▶ [JOB]
Repeat each record exactly as written, and drop any images.

====

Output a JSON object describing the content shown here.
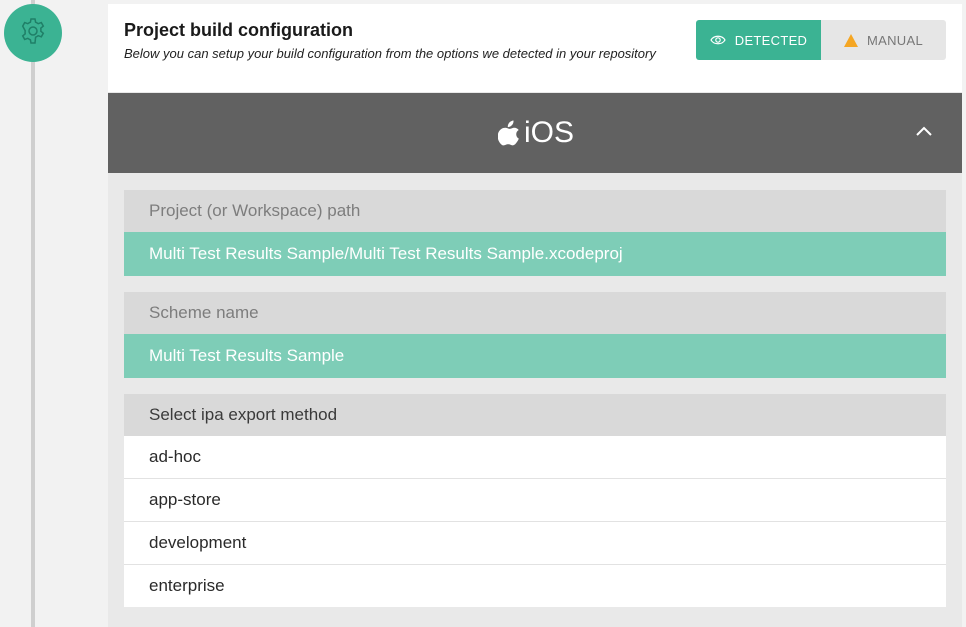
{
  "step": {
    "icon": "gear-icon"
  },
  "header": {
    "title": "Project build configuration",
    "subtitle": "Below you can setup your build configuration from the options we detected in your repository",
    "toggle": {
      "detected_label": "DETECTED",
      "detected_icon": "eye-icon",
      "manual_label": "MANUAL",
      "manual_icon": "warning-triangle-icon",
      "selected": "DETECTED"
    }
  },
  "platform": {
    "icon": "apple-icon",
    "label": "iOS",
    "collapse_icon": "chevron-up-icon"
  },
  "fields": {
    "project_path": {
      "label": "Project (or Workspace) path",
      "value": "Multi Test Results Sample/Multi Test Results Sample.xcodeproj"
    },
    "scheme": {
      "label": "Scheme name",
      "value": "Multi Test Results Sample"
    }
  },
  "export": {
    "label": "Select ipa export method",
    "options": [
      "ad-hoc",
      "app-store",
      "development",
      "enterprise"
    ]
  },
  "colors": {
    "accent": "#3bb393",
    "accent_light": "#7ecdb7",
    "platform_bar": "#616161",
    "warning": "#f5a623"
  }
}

====

▶ [WRITTEN REPLY]
Output a JSON object describing the content shown here.
{
  "step": {
    "icon": "gear-icon"
  },
  "header": {
    "title": "Project build configuration",
    "subtitle": "Below you can setup your build configuration from the options we detected in your repository",
    "toggle": {
      "detected_label": "DETECTED",
      "detected_icon": "eye-icon",
      "manual_label": "MANUAL",
      "manual_icon": "warning-triangle-icon",
      "selected": "DETECTED"
    }
  },
  "platform": {
    "icon": "apple-icon",
    "label": "iOS",
    "collapse_icon": "chevron-up-icon"
  },
  "fields": {
    "project_path": {
      "label": "Project (or Workspace) path",
      "value": "Multi Test Results Sample/Multi Test Results Sample.xcodeproj"
    },
    "scheme": {
      "label": "Scheme name",
      "value": "Multi Test Results Sample"
    }
  },
  "export": {
    "label": "Select ipa export method",
    "options": [
      "ad-hoc",
      "app-store",
      "development",
      "enterprise"
    ]
  },
  "colors": {
    "accent": "#3bb393",
    "accent_light": "#7ecdb7",
    "platform_bar": "#616161",
    "warning": "#f5a623"
  }
}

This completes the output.